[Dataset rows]
___

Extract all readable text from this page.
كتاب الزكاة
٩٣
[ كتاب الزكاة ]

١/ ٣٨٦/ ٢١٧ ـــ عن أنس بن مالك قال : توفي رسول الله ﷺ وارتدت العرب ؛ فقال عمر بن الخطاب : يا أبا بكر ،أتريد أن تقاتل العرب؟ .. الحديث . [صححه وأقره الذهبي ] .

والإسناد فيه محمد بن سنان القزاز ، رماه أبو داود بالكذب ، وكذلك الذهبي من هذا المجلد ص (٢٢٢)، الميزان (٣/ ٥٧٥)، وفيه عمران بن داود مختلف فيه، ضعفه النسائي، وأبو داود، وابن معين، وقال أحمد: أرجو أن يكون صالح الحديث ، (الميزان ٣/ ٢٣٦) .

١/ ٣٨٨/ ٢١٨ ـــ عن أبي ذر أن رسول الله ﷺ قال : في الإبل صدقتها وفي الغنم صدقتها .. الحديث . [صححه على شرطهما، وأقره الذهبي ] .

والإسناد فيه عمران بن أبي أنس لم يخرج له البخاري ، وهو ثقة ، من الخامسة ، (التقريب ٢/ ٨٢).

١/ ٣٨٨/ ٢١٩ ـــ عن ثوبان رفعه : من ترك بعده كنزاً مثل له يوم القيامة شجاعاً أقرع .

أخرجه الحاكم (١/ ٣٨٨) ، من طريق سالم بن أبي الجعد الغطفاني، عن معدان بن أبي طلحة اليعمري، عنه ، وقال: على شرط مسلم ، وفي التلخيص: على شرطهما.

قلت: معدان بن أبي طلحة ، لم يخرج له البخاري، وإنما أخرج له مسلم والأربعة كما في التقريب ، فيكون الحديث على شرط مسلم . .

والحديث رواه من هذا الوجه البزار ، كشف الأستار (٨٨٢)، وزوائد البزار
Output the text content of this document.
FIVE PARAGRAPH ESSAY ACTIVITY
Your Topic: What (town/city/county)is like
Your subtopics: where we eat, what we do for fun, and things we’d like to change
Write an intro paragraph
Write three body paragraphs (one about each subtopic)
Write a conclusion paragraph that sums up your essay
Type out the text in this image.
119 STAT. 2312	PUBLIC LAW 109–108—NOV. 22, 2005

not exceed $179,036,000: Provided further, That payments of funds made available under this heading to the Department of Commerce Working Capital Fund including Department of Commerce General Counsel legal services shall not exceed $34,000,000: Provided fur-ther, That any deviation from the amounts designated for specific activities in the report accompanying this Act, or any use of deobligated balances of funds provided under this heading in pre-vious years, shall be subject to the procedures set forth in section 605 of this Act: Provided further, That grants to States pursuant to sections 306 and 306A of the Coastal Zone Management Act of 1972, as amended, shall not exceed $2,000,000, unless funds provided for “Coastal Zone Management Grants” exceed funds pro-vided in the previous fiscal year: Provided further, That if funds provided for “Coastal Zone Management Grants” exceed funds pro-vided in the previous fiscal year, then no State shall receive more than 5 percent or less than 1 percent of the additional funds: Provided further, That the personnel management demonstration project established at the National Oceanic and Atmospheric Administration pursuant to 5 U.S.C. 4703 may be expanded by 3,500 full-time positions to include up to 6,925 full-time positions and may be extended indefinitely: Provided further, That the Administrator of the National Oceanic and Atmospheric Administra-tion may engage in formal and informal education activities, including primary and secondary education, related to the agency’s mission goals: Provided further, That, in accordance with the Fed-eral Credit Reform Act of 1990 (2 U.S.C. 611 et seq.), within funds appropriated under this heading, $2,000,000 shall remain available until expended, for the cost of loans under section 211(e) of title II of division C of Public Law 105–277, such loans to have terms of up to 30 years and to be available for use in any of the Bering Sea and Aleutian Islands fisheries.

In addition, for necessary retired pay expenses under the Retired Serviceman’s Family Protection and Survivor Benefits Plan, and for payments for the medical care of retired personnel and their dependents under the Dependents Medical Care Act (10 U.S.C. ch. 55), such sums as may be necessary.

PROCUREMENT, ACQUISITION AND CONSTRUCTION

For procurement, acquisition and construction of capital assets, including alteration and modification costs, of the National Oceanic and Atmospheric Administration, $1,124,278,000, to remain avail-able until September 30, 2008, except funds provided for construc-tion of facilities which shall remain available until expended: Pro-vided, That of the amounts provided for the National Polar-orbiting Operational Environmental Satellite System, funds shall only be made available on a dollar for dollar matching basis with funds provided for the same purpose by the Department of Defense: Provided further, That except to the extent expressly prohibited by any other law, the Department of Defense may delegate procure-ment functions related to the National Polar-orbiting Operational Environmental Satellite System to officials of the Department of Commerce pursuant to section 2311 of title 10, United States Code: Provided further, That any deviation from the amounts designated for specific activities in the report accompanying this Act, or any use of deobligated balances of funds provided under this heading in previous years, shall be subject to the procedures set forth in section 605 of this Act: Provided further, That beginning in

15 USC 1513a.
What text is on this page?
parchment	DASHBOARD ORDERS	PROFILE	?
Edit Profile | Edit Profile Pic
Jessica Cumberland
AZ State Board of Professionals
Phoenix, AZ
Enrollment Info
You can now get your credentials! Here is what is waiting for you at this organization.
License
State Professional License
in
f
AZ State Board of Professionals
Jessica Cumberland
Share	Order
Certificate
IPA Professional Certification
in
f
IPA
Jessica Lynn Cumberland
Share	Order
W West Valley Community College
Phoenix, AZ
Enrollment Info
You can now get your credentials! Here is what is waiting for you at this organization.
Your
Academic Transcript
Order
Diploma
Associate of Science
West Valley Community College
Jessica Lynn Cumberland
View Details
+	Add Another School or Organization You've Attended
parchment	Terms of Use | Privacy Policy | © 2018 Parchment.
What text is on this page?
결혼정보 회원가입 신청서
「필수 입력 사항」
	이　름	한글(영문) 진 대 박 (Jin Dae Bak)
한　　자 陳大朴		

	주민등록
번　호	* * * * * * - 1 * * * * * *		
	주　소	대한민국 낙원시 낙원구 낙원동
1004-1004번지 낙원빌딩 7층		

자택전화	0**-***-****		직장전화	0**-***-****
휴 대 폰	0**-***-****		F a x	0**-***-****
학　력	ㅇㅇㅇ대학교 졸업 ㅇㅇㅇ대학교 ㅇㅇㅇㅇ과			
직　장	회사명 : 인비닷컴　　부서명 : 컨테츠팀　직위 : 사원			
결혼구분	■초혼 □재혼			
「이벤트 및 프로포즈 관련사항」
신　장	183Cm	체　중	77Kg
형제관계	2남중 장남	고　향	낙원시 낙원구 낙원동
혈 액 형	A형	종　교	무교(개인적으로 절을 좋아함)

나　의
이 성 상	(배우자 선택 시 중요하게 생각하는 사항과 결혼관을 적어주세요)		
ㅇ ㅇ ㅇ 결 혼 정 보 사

___

*Work instructions:* Set all of the entries down again, exactly as they were given.

*Complete answer:*
Extract all readable text from this page.
كتاب الزكاة
٩٣
[ كتاب الزكاة ]

١/ ٣٨٦/ ٢١٧ ـــ عن أنس بن مالك قال : توفي رسول الله ﷺ وارتدت العرب ؛ فقال عمر بن الخطاب : يا أبا بكر ،أتريد أن تقاتل العرب؟ .. الحديث . [صححه وأقره الذهبي ] .

والإسناد فيه محمد بن سنان القزاز ، رماه أبو داود بالكذب ، وكذلك الذهبي من هذا المجلد ص (٢٢٢)، الميزان (٣/ ٥٧٥)، وفيه عمران بن داود مختلف فيه، ضعفه النسائي، وأبو داود، وابن معين، وقال أحمد: أرجو أن يكون صالح الحديث ، (الميزان ٣/ ٢٣٦) .

١/ ٣٨٨/ ٢١٨ ـــ عن أبي ذر أن رسول الله ﷺ قال : في الإبل صدقتها وفي الغنم صدقتها .. الحديث . [صححه على شرطهما، وأقره الذهبي ] .

والإسناد فيه عمران بن أبي أنس لم يخرج له البخاري ، وهو ثقة ، من الخامسة ، (التقريب ٢/ ٨٢).

١/ ٣٨٨/ ٢١٩ ـــ عن ثوبان رفعه : من ترك بعده كنزاً مثل له يوم القيامة شجاعاً أقرع .

أخرجه الحاكم (١/ ٣٨٨) ، من طريق سالم بن أبي الجعد الغطفاني، عن معدان بن أبي طلحة اليعمري، عنه ، وقال: على شرط مسلم ، وفي التلخيص: على شرطهما.

قلت: معدان بن أبي طلحة ، لم يخرج له البخاري، وإنما أخرج له مسلم والأربعة كما في التقريب ، فيكون الحديث على شرط مسلم . .

والحديث رواه من هذا الوجه البزار ، كشف الأستار (٨٨٢)، وزوائد البزار
Output the text content of this document.
FIVE PARAGRAPH ESSAY ACTIVITY
Your Topic: What (town/city/county)is like
Your subtopics: where we eat, what we do for fun, and things we’d like to change
Write an intro paragraph
Write three body paragraphs (one about each subtopic)
Write a conclusion paragraph that sums up your essay
Type out the text in this image.
119 STAT. 2312	PUBLIC LAW 109–108—NOV. 22, 2005

not exceed $179,036,000: Provided further, That payments of funds made available under this heading to the Department of Commerce Working Capital Fund including Department of Commerce General Counsel legal services shall not exceed $34,000,000: Provided fur-ther, That any deviation from the amounts designated for specific activities in the report accompanying this Act, or any use of deobligated balances of funds provided under this heading in pre-vious years, shall be subject to the procedures set forth in section 605 of this Act: Provided further, That grants to States pursuant to sections 306 and 306A of the Coastal Zone Management Act of 1972, as amended, shall not exceed $2,000,000, unless funds provided for “Coastal Zone Management Grants” exceed funds pro-vided in the previous fiscal year: Provided further, That if funds provided for “Coastal Zone Management Grants” exceed funds pro-vided in the previous fiscal year, then no State shall receive more than 5 percent or less than 1 percent of the additional funds: Provided further, That the personnel management demonstration project established at the National Oceanic and Atmospheric Administration pursuant to 5 U.S.C. 4703 may be expanded by 3,500 full-time positions to include up to 6,925 full-time positions and may be extended indefinitely: Provided further, That the Administrator of the National Oceanic and Atmospheric Administra-tion may engage in formal and informal education activities, including primary and secondary education, related to the agency’s mission goals: Provided further, That, in accordance with the Fed-eral Credit Reform Act of 1990 (2 U.S.C. 611 et seq.), within funds appropriated under this heading, $2,000,000 shall remain available until expended, for the cost of loans under section 211(e) of title II of division C of Public Law 105–277, such loans to have terms of up to 30 years and to be available for use in any of the Bering Sea and Aleutian Islands fisheries.

In addition, for necessary retired pay expenses under the Retired Serviceman’s Family Protection and Survivor Benefits Plan, and for payments for the medical care of retired personnel and their dependents under the Dependents Medical Care Act (10 U.S.C. ch. 55), such sums as may be necessary.

PROCUREMENT, ACQUISITION AND CONSTRUCTION

For procurement, acquisition and construction of capital assets, including alteration and modification costs, of the National Oceanic and Atmospheric Administration, $1,124,278,000, to remain avail-able until September 30, 2008, except funds provided for construc-tion of facilities which shall remain available until expended: Pro-vided, That of the amounts provided for the National Polar-orbiting Operational Environmental Satellite System, funds shall only be made available on a dollar for dollar matching basis with funds provided for the same purpose by the Department of Defense: Provided further, That except to the extent expressly prohibited by any other law, the Department of Defense may delegate procure-ment functions related to the National Polar-orbiting Operational Environmental Satellite System to officials of the Department of Commerce pursuant to section 2311 of title 10, United States Code: Provided further, That any deviation from the amounts designated for specific activities in the report accompanying this Act, or any use of deobligated balances of funds provided under this heading in previous years, shall be subject to the procedures set forth in section 605 of this Act: Provided further, That beginning in

15 USC 1513a.
What text is on this page?
parchment	DASHBOARD ORDERS	PROFILE	?
Edit Profile | Edit Profile Pic
Jessica Cumberland
AZ State Board of Professionals
Phoenix, AZ
Enrollment Info
You can now get your credentials! Here is what is waiting for you at this organization.
License
State Professional License
in
f
AZ State Board of Professionals
Jessica Cumberland
Share	Order
Certificate
IPA Professional Certification
in
f
IPA
Jessica Lynn Cumberland
Share	Order
W West Valley Community College
Phoenix, AZ
Enrollment Info
You can now get your credentials! Here is what is waiting for you at this organization.
Your
Academic Transcript
Order
Diploma
Associate of Science
West Valley Community College
Jessica Lynn Cumberland
View Details
+	Add Another School or Organization You've Attended
parchment	Terms of Use | Privacy Policy | © 2018 Parchment.
What text is on this page?
결혼정보 회원가입 신청서
「필수 입력 사항」
	이　름	한글(영문) 진 대 박 (Jin Dae Bak)
한　　자 陳大朴		

	주민등록
번　호	* * * * * * - 1 * * * * * *		
	주　소	대한민국 낙원시 낙원구 낙원동
1004-1004번지 낙원빌딩 7층		

자택전화	0**-***-****		직장전화	0**-***-****
휴 대 폰	0**-***-****		F a x	0**-***-****
학　력	ㅇㅇㅇ대학교 졸업 ㅇㅇㅇ대학교 ㅇㅇㅇㅇ과			
직　장	회사명 : 인비닷컴　　부서명 : 컨테츠팀　직위 : 사원			
결혼구분	■초혼 □재혼			
「이벤트 및 프로포즈 관련사항」
신　장	183Cm	체　중	77Kg
형제관계	2남중 장남	고　향	낙원시 낙원구 낙원동
혈 액 형	A형	종　교	무교(개인적으로 절을 좋아함)

나　의
이 성 상	(배우자 선택 시 중요하게 생각하는 사항과 결혼관을 적어주세요)		
ㅇ ㅇ ㅇ 결 혼 정 보 사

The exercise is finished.